■ DATA FOR PROCESSING:

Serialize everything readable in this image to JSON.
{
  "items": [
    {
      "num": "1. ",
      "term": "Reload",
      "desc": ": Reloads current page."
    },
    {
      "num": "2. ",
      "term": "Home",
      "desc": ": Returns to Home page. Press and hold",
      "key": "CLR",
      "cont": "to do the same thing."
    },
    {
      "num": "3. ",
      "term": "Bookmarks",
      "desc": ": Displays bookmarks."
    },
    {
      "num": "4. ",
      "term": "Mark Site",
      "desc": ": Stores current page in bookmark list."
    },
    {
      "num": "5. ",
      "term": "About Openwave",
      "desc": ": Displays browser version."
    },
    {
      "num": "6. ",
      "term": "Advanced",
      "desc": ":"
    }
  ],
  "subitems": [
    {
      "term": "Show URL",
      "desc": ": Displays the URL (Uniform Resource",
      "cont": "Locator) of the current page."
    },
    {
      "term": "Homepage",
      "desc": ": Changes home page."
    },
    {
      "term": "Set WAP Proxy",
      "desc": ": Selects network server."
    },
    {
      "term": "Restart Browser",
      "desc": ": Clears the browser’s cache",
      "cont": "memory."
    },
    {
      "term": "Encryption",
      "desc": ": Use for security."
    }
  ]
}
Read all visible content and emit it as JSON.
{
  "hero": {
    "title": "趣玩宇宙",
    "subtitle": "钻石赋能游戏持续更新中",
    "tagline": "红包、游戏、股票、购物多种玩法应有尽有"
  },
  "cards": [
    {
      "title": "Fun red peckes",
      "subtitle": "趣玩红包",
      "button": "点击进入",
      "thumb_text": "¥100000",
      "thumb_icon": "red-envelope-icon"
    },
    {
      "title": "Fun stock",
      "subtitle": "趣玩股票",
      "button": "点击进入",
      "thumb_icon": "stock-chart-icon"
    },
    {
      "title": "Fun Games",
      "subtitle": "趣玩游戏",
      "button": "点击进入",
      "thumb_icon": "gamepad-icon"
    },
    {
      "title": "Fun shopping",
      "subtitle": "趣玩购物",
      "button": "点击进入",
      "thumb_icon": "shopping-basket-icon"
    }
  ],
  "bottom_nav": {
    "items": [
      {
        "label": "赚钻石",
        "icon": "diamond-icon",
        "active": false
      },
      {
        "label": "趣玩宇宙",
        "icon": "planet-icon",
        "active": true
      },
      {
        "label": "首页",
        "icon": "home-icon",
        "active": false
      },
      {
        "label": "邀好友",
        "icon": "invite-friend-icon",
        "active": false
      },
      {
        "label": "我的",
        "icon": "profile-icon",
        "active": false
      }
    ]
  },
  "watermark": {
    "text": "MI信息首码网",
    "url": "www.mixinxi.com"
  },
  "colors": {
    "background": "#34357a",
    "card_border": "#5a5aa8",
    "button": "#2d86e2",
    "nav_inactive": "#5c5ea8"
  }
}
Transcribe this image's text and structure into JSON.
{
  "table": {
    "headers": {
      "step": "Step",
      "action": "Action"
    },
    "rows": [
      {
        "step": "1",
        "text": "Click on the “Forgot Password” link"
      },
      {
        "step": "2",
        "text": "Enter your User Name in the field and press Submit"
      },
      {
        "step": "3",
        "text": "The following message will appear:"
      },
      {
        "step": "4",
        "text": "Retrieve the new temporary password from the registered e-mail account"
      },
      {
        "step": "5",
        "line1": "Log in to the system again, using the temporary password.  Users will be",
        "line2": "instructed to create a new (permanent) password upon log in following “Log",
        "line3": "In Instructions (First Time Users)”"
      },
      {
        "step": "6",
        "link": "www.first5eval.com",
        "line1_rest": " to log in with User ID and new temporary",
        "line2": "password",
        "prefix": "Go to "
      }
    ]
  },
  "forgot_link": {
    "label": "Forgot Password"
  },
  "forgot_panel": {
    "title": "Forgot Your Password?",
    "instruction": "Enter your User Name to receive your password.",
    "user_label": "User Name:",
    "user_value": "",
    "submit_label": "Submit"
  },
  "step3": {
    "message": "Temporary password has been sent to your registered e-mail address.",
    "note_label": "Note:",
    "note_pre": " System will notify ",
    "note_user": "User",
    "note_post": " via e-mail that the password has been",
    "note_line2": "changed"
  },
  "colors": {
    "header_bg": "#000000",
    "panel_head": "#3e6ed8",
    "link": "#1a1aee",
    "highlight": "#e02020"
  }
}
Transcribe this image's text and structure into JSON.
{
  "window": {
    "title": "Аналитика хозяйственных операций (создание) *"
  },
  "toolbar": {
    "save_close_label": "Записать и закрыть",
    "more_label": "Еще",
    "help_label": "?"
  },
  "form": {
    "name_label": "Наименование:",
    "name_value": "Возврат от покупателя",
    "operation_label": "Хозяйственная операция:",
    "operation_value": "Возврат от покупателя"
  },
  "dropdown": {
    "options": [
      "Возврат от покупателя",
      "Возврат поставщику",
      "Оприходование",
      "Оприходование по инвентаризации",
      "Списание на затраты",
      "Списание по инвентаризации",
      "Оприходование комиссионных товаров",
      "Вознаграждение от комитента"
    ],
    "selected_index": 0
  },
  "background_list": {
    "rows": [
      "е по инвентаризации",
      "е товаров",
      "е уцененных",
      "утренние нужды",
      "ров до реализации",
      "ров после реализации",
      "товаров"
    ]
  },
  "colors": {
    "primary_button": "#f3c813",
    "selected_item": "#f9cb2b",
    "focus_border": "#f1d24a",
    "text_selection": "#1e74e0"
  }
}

■ THE EXERCISE:
Extract the complete set of records unchanged.

■ EXPECTED ANSWER:
Serialize everything readable in this image to JSON.
{
  "items": [
    {
      "num": "1. ",
      "term": "Reload",
      "desc": ": Reloads current page."
    },
    {
      "num": "2. ",
      "term": "Home",
      "desc": ": Returns to Home page. Press and hold",
      "key": "CLR",
      "cont": "to do the same thing."
    },
    {
      "num": "3. ",
      "term": "Bookmarks",
      "desc": ": Displays bookmarks."
    },
    {
      "num": "4. ",
      "term": "Mark Site",
      "desc": ": Stores current page in bookmark list."
    },
    {
      "num": "5. ",
      "term": "About Openwave",
      "desc": ": Displays browser version."
    },
    {
      "num": "6. ",
      "term": "Advanced",
      "desc": ":"
    }
  ],
  "subitems": [
    {
      "term": "Show URL",
      "desc": ": Displays the URL (Uniform Resource",
      "cont": "Locator) of the current page."
    },
    {
      "term": "Homepage",
      "desc": ": Changes home page."
    },
    {
      "term": "Set WAP Proxy",
      "desc": ": Selects network server."
    },
    {
      "term": "Restart Browser",
      "desc": ": Clears the browser’s cache",
      "cont": "memory."
    },
    {
      "term": "Encryption",
      "desc": ": Use for security."
    }
  ]
}
Read all visible content and emit it as JSON.
{
  "hero": {
    "title": "趣玩宇宙",
    "subtitle": "钻石赋能游戏持续更新中",
    "tagline": "红包、游戏、股票、购物多种玩法应有尽有"
  },
  "cards": [
    {
      "title": "Fun red peckes",
      "subtitle": "趣玩红包",
      "button": "点击进入",
      "thumb_text": "¥100000",
      "thumb_icon": "red-envelope-icon"
    },
    {
      "title": "Fun stock",
      "subtitle": "趣玩股票",
      "button": "点击进入",
      "thumb_icon": "stock-chart-icon"
    },
    {
      "title": "Fun Games",
      "subtitle": "趣玩游戏",
      "button": "点击进入",
      "thumb_icon": "gamepad-icon"
    },
    {
      "title": "Fun shopping",
      "subtitle": "趣玩购物",
      "button": "点击进入",
      "thumb_icon": "shopping-basket-icon"
    }
  ],
  "bottom_nav": {
    "items": [
      {
        "label": "赚钻石",
        "icon": "diamond-icon",
        "active": false
      },
      {
        "label": "趣玩宇宙",
        "icon": "planet-icon",
        "active": true
      },
      {
        "label": "首页",
        "icon": "home-icon",
        "active": false
      },
      {
        "label": "邀好友",
        "icon": "invite-friend-icon",
        "active": false
      },
      {
        "label": "我的",
        "icon": "profile-icon",
        "active": false
      }
    ]
  },
  "watermark": {
    "text": "MI信息首码网",
    "url": "www.mixinxi.com"
  },
  "colors": {
    "background": "#34357a",
    "card_border": "#5a5aa8",
    "button": "#2d86e2",
    "nav_inactive": "#5c5ea8"
  }
}
Transcribe this image's text and structure into JSON.
{
  "table": {
    "headers": {
      "step": "Step",
      "action": "Action"
    },
    "rows": [
      {
        "step": "1",
        "text": "Click on the “Forgot Password” link"
      },
      {
        "step": "2",
        "text": "Enter your User Name in the field and press Submit"
      },
      {
        "step": "3",
        "text": "The following message will appear:"
      },
      {
        "step": "4",
        "text": "Retrieve the new temporary password from the registered e-mail account"
      },
      {
        "step": "5",
        "line1": "Log in to the system again, using the temporary password.  Users will be",
        "line2": "instructed to create a new (permanent) password upon log in following “Log",
        "line3": "In Instructions (First Time Users)”"
      },
      {
        "step": "6",
        "link": "www.first5eval.com",
        "line1_rest": " to log in with User ID and new temporary",
        "line2": "password",
        "prefix": "Go to "
      }
    ]
  },
  "forgot_link": {
    "label": "Forgot Password"
  },
  "forgot_panel": {
    "title": "Forgot Your Password?",
    "instruction": "Enter your User Name to receive your password.",
    "user_label": "User Name:",
    "user_value": "",
    "submit_label": "Submit"
  },
  "step3": {
    "message": "Temporary password has been sent to your registered e-mail address.",
    "note_label": "Note:",
    "note_pre": " System will notify ",
    "note_user": "User",
    "note_post": " via e-mail that the password has been",
    "note_line2": "changed"
  },
  "colors": {
    "header_bg": "#000000",
    "panel_head": "#3e6ed8",
    "link": "#1a1aee",
    "highlight": "#e02020"
  }
}
Transcribe this image's text and structure into JSON.
{
  "window": {
    "title": "Аналитика хозяйственных операций (создание) *"
  },
  "toolbar": {
    "save_close_label": "Записать и закрыть",
    "more_label": "Еще",
    "help_label": "?"
  },
  "form": {
    "name_label": "Наименование:",
    "name_value": "Возврат от покупателя",
    "operation_label": "Хозяйственная операция:",
    "operation_value": "Возврат от покупателя"
  },
  "dropdown": {
    "options": [
      "Возврат от покупателя",
      "Возврат поставщику",
      "Оприходование",
      "Оприходование по инвентаризации",
      "Списание на затраты",
      "Списание по инвентаризации",
      "Оприходование комиссионных товаров",
      "Вознаграждение от комитента"
    ],
    "selected_index": 0
  },
  "background_list": {
    "rows": [
      "е по инвентаризации",
      "е товаров",
      "е уцененных",
      "утренние нужды",
      "ров до реализации",
      "ров после реализации",
      "товаров"
    ]
  },
  "colors": {
    "primary_button": "#f3c813",
    "selected_item": "#f9cb2b",
    "focus_border": "#f1d24a",
    "text_selection": "#1e74e0"
  }
}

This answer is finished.